TASK INSTRUCTIONS ▸ Count lines, not occurrences: report how many lines in the records hold the string "Rosiński", and nothing else.

MATERIAL TO PROCESS ▸
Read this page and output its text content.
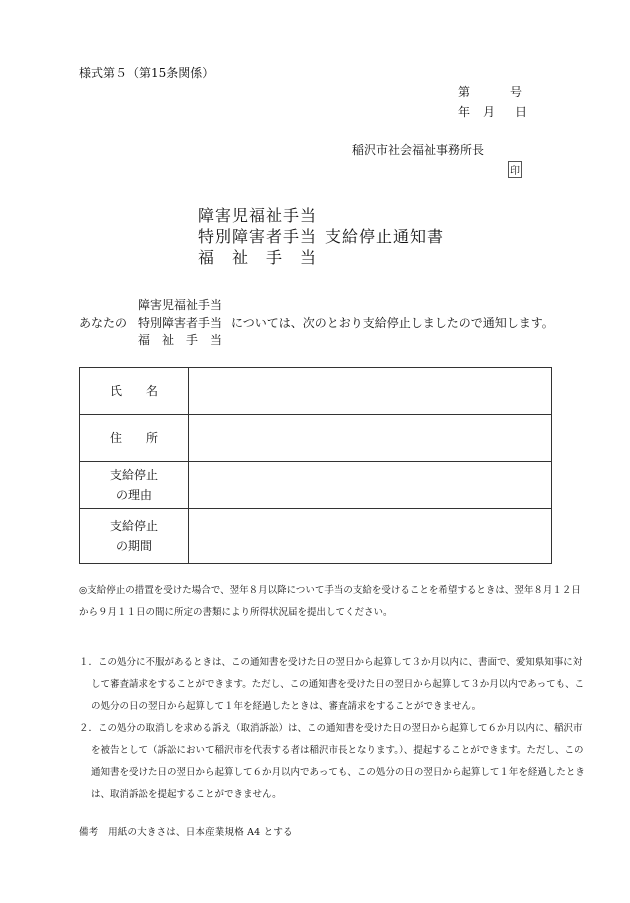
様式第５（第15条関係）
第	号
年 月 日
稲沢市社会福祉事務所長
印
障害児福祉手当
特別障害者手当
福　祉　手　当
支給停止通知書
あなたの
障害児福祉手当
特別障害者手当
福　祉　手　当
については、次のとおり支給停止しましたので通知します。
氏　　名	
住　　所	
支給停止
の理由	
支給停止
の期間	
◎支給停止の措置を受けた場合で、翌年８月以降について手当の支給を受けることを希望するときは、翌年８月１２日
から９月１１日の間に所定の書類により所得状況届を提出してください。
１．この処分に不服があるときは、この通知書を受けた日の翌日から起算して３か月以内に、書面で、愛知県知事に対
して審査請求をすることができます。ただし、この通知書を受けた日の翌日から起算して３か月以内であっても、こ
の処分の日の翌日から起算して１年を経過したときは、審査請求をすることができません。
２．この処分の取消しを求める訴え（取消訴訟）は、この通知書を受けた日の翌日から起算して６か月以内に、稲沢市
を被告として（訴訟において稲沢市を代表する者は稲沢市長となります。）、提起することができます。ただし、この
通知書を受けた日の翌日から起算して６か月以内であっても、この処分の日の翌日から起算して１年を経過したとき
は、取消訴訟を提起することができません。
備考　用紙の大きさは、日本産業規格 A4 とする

==

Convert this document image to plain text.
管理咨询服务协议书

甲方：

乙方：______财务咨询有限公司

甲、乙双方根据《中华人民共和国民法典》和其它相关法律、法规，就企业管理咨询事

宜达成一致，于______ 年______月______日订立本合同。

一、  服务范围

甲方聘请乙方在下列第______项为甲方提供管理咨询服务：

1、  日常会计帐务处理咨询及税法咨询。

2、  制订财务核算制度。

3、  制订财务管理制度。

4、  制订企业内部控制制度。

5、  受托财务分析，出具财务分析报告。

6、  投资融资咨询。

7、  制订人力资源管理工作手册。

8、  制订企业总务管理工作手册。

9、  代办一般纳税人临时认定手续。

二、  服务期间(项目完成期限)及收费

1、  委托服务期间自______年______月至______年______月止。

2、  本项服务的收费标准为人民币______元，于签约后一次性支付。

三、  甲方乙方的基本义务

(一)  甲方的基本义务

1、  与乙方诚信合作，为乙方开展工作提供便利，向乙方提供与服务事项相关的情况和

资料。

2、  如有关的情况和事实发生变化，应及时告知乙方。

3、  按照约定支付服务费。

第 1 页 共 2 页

...

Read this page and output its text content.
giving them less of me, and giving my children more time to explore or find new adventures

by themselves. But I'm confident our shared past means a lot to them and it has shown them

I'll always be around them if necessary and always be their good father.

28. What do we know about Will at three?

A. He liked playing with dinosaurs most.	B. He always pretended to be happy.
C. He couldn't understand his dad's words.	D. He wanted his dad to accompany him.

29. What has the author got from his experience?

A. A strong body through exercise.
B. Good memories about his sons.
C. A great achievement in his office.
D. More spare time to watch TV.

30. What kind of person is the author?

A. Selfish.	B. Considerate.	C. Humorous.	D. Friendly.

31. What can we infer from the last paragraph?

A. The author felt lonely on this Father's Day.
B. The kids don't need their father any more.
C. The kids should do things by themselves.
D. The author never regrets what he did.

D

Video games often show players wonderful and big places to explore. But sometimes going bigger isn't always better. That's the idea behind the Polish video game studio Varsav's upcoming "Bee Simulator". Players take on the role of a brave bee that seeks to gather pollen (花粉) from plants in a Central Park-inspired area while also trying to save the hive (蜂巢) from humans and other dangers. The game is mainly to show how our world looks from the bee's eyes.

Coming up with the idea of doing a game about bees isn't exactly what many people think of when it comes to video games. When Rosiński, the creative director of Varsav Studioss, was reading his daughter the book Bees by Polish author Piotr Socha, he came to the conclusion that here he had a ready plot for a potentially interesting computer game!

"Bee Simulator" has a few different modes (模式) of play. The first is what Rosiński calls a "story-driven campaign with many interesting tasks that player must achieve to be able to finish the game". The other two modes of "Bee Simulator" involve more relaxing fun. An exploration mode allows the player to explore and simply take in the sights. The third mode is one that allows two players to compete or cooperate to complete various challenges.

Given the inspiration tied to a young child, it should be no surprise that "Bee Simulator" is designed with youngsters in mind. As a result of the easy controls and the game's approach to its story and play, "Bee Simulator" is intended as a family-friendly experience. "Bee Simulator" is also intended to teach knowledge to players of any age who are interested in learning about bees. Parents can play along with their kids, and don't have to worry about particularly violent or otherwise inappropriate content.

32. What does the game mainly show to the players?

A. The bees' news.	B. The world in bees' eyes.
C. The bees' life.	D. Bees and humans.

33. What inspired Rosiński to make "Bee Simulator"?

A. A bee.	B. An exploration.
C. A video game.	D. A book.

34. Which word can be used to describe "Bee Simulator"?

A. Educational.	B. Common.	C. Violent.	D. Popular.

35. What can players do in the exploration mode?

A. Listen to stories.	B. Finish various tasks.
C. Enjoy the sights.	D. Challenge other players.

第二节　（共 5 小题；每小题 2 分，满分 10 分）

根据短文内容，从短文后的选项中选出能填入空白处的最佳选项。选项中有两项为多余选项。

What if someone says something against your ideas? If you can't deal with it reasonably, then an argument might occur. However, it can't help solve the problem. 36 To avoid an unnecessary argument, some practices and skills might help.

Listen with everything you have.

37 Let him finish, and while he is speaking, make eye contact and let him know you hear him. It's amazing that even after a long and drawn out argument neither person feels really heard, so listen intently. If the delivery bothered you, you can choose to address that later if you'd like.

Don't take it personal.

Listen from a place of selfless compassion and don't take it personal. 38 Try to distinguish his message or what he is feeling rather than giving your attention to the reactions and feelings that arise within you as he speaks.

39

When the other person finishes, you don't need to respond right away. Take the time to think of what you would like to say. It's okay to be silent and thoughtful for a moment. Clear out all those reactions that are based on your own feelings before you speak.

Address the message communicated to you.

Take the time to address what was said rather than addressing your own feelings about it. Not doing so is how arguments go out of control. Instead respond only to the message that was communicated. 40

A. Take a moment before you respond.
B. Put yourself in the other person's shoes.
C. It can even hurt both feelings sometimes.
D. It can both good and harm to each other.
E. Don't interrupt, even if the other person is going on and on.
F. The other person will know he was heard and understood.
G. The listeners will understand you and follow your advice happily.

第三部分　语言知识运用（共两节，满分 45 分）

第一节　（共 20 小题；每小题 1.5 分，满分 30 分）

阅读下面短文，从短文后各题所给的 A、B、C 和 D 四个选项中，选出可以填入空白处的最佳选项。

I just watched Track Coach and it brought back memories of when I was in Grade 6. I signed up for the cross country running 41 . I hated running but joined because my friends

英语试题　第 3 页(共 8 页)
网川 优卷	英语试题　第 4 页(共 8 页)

ANSWER TO THIS PROBLEM ▸ 3